--- Set task ---
Check each line of the material below, and copy it if it holds the string "label".

--- Records for this task ---

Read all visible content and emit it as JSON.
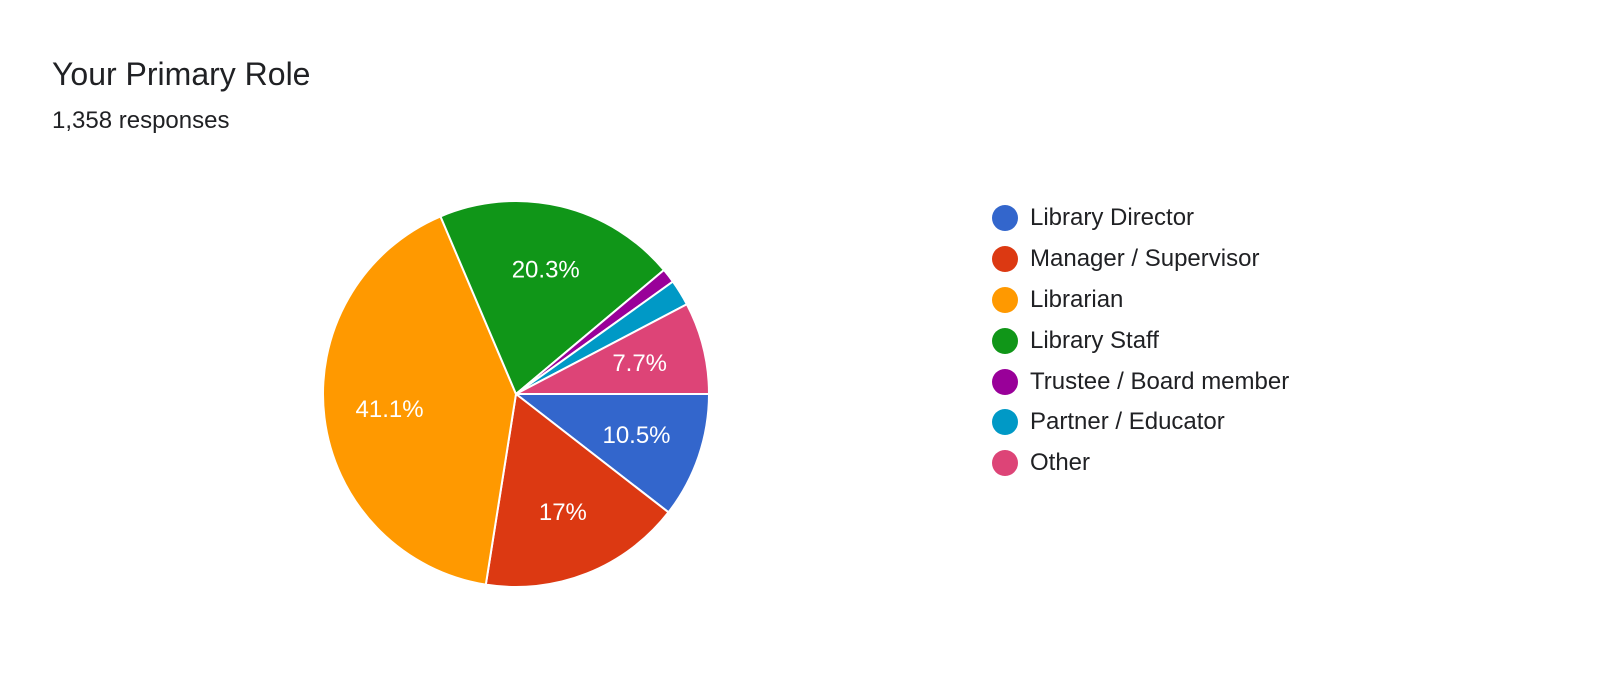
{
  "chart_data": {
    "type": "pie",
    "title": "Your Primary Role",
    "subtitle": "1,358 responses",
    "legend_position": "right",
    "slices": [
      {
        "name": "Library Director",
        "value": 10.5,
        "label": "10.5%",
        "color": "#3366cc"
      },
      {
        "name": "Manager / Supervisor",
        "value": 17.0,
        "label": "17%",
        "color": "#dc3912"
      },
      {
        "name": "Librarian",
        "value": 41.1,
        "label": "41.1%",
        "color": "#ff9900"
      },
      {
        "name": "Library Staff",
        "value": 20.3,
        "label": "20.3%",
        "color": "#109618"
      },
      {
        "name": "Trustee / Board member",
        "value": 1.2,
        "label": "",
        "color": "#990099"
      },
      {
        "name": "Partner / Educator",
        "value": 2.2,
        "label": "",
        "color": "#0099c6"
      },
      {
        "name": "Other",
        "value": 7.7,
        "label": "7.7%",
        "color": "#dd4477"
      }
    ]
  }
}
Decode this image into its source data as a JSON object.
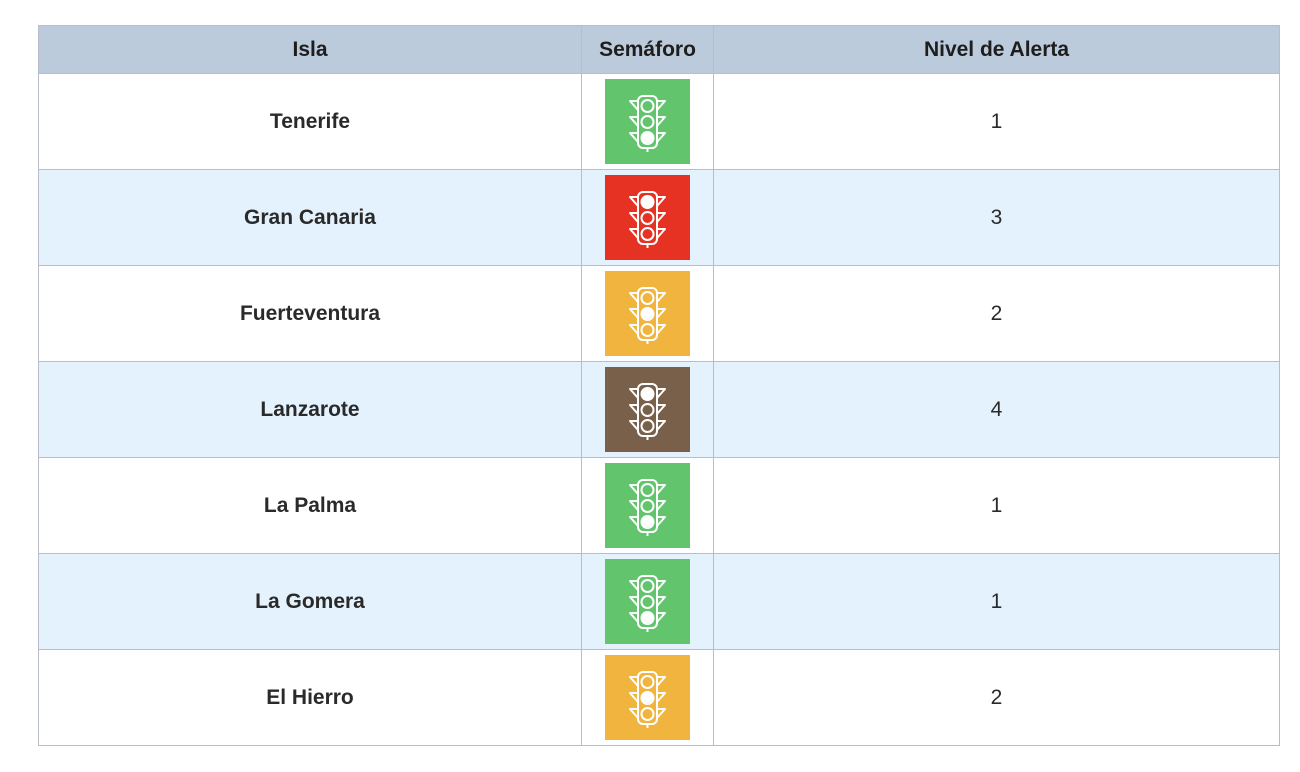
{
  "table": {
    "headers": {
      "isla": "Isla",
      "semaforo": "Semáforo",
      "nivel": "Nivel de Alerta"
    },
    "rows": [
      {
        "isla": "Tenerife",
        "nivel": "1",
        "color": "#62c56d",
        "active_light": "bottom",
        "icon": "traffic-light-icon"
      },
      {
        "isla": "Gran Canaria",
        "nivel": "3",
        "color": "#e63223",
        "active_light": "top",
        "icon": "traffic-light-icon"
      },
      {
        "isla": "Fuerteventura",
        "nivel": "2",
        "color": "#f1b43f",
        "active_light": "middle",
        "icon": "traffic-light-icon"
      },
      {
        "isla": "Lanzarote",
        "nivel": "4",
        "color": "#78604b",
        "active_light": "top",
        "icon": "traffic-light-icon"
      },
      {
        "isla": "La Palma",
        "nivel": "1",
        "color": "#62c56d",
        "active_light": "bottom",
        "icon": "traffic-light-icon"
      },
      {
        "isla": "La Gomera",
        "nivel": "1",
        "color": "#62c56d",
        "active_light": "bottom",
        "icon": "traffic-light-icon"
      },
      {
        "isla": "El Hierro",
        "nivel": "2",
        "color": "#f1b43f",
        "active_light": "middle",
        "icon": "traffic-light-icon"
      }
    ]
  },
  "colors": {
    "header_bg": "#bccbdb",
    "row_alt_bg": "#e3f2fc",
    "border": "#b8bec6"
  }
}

--- Exercise result ---
        "label": "10.5%",
        "label": "17%",
        "label": "41.1%",
        "label": "20.3%",
        "label": "",
        "label": "",
        "label": "7.7%",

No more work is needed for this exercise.